**Given instruction**: Find the lines holding the word "인천남동" and collect them.

────────────────────────────────────────

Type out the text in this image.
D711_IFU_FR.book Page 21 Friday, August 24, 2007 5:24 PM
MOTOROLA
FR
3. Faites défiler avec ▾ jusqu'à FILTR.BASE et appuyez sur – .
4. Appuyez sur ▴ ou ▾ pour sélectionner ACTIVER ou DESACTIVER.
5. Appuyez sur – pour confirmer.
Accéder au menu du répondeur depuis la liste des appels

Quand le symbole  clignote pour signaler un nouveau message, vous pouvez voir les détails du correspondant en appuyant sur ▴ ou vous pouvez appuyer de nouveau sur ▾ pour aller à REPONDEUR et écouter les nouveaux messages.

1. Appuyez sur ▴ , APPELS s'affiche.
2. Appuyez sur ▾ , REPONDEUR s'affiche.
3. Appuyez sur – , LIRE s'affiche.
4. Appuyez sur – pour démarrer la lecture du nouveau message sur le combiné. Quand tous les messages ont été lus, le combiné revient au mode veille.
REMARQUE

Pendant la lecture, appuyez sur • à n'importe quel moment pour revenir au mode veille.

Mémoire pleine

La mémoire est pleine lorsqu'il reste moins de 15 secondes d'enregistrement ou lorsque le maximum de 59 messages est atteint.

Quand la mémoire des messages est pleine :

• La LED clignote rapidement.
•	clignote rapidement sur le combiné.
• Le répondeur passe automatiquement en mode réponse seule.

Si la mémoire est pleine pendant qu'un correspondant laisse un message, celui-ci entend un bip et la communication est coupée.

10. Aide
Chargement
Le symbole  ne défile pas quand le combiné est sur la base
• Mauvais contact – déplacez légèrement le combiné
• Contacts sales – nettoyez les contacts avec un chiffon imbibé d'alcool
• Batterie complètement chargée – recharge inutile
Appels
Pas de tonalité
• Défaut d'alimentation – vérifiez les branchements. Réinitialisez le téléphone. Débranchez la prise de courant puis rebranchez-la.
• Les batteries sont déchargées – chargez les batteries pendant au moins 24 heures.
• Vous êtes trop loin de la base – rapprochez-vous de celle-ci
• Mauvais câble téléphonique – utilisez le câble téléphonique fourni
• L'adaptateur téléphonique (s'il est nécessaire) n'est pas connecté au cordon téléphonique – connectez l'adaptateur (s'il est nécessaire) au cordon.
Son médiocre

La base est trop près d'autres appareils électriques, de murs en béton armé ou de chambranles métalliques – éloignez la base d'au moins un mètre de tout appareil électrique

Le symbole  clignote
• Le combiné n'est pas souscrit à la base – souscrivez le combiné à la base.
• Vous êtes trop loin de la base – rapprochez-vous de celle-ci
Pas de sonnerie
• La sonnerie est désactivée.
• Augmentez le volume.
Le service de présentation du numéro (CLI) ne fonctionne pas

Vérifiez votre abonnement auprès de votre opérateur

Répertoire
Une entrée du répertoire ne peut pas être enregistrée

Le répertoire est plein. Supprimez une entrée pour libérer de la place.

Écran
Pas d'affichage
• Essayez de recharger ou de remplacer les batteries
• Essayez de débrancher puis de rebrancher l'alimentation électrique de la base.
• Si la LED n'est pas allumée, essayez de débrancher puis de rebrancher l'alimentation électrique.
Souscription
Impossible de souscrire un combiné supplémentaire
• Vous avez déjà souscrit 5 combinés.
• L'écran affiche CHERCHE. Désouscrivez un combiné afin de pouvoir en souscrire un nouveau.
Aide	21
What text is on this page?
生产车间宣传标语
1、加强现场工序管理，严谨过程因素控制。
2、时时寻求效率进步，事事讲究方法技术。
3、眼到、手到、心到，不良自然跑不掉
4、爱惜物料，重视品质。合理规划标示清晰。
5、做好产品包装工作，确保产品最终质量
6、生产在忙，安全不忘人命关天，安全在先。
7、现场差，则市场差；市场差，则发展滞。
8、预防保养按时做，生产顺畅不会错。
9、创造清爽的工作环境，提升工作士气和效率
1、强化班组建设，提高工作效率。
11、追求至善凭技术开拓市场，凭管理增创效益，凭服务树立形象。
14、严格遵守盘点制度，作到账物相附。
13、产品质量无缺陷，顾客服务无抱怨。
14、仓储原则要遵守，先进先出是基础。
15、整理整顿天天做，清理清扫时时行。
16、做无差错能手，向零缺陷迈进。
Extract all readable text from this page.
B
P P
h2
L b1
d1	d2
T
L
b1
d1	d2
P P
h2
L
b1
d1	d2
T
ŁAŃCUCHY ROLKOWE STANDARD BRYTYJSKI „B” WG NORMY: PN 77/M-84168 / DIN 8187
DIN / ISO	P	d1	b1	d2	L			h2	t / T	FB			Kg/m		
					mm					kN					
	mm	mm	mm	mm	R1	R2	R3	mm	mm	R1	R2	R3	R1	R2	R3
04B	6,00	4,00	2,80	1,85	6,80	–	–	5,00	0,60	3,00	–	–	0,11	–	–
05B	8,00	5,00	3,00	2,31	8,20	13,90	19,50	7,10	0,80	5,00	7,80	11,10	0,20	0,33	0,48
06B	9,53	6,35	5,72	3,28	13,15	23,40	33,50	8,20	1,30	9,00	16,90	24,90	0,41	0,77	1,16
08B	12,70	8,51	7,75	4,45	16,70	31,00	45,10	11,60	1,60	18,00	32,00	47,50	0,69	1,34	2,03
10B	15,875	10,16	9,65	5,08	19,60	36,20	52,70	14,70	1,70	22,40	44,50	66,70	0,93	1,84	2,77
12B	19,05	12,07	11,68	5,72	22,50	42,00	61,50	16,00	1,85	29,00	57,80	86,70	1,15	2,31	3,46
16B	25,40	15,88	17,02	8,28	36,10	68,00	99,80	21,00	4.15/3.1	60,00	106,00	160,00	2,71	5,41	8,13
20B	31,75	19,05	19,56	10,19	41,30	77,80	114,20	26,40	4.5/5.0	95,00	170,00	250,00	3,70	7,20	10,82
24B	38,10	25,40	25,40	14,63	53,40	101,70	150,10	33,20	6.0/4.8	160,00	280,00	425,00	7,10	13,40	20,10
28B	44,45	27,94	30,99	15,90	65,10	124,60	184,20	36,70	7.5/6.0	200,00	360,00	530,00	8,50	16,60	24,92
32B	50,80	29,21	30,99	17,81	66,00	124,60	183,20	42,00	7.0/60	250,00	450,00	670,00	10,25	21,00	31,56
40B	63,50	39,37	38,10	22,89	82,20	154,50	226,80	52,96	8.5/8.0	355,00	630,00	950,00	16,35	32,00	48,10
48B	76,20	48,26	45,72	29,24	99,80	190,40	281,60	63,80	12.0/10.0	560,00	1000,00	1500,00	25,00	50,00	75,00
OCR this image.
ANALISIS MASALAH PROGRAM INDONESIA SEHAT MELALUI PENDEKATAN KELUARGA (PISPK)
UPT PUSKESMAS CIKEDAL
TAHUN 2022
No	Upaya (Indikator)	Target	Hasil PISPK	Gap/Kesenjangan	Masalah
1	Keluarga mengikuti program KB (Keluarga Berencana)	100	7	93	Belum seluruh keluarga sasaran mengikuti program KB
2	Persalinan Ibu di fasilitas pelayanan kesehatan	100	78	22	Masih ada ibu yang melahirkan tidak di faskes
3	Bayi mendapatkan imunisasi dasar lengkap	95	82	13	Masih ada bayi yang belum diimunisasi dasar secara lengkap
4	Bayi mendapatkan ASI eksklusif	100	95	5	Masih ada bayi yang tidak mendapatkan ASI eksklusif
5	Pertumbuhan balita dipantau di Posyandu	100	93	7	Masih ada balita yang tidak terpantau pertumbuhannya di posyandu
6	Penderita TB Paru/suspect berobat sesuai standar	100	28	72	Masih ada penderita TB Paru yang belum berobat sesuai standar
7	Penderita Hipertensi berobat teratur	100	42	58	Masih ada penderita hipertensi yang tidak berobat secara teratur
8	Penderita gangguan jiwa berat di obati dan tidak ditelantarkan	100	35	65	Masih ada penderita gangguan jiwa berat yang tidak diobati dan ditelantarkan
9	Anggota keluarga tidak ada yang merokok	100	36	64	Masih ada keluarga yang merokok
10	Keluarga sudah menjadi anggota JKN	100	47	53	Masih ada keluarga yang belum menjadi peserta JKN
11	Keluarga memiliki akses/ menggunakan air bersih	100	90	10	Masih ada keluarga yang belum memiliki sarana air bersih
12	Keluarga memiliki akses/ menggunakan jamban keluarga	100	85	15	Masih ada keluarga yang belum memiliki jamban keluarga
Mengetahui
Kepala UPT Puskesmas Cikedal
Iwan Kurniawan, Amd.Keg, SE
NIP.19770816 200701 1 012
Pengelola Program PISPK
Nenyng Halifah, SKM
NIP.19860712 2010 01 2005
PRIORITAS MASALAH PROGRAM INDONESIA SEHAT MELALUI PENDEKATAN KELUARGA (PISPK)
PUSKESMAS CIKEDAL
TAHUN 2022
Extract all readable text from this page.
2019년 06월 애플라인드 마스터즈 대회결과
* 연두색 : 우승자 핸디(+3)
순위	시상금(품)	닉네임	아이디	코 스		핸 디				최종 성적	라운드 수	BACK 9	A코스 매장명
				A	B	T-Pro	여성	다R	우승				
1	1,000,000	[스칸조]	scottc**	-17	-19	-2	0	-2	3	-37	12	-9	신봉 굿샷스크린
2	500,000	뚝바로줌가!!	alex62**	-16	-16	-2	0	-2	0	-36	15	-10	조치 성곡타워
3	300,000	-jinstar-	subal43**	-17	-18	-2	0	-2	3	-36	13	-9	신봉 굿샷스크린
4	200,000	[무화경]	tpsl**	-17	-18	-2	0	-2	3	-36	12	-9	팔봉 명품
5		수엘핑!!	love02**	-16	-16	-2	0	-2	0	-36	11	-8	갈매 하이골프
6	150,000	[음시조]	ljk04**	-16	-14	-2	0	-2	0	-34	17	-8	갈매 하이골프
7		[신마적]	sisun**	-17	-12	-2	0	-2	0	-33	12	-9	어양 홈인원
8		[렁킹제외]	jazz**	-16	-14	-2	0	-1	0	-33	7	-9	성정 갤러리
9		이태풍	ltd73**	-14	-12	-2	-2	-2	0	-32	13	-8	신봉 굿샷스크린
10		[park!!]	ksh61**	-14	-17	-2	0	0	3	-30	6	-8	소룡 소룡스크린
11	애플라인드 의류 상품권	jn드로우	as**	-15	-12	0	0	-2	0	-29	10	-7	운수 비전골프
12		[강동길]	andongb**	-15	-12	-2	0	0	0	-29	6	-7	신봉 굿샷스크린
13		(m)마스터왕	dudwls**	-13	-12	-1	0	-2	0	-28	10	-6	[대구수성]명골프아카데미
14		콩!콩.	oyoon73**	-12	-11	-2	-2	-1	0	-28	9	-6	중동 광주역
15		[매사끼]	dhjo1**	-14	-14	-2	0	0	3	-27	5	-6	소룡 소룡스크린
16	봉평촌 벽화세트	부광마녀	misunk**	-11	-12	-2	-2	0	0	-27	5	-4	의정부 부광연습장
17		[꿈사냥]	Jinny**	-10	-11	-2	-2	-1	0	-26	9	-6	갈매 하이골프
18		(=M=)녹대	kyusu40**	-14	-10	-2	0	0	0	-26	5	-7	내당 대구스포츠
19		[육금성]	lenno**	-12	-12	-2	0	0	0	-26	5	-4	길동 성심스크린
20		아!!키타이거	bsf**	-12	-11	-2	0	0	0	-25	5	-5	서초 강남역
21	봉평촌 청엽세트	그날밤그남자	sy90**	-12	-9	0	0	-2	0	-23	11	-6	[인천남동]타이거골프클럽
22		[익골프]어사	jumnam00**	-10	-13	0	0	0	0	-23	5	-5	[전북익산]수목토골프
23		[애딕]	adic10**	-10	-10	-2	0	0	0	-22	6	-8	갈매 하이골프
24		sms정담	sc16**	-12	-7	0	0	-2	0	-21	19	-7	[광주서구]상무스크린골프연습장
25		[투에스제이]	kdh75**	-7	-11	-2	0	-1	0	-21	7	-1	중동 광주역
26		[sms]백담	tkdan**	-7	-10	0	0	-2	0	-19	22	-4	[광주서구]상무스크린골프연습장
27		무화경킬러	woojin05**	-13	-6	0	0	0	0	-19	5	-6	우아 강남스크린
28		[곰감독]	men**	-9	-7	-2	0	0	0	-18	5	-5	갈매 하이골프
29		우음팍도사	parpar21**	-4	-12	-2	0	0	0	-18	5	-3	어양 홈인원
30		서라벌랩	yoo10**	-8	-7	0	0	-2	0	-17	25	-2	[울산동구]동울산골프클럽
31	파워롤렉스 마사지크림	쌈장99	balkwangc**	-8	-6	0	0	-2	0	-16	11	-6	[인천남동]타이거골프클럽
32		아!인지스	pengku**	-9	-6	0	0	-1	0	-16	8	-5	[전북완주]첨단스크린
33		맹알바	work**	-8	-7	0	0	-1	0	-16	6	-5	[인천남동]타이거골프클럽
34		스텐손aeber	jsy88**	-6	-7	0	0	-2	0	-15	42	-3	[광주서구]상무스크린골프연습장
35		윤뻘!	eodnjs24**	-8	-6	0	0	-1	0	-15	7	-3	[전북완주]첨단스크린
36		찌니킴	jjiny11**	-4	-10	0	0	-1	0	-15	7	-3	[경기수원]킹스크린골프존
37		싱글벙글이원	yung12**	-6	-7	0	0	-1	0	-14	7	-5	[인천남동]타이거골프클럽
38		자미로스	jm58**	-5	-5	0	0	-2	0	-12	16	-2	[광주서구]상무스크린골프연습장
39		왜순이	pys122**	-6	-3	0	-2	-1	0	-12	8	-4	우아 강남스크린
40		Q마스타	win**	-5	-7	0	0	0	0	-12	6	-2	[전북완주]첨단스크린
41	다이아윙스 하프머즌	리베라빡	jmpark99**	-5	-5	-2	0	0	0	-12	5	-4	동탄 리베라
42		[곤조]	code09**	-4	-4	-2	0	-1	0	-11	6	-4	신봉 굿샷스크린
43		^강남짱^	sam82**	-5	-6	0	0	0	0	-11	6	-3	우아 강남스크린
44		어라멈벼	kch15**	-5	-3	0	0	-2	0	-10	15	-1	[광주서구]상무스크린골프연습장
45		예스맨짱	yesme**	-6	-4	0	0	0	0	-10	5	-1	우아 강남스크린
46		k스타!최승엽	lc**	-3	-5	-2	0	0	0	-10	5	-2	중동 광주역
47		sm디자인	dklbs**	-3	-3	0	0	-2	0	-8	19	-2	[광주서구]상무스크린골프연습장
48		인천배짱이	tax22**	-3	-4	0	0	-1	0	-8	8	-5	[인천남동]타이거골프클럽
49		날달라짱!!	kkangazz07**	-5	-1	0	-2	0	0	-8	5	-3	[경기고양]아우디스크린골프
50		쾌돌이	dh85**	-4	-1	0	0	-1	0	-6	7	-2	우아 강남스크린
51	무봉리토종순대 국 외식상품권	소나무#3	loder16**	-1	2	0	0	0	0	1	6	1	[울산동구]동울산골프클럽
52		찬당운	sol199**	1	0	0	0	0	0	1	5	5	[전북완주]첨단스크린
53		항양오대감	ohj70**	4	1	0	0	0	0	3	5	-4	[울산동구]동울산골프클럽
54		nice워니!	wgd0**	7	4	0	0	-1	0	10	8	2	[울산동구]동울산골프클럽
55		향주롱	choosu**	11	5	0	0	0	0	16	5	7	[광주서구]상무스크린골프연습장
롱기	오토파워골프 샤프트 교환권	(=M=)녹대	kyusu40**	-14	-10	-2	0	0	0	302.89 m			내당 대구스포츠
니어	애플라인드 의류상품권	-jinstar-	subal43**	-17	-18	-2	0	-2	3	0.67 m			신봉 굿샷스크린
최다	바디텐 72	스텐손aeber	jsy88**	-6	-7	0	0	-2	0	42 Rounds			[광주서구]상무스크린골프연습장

────────────────────────────────────────

**Exercise response**:
21	봉평촌 청엽세트	그날밤그남자	sy90**	-12	-9	0	0	-2	0	-23	11	-6	[인천남동]타이거골프클럽
31	파워롤렉스 마사지크림	쌈장99	balkwangc**	-8	-6	0	0	-2	0	-16	11	-6	[인천남동]타이거골프클럽
33		맹알바	work**	-8	-7	0	0	-1	0	-16	6	-5	[인천남동]타이거골프클럽
37		싱글벙글이원	yung12**	-6	-7	0	0	-1	0	-14	7	-5	[인천남동]타이거골프클럽
48		인천배짱이	tax22**	-3	-4	0	0	-1	0	-8	8	-5	[인천남동]타이거골프클럽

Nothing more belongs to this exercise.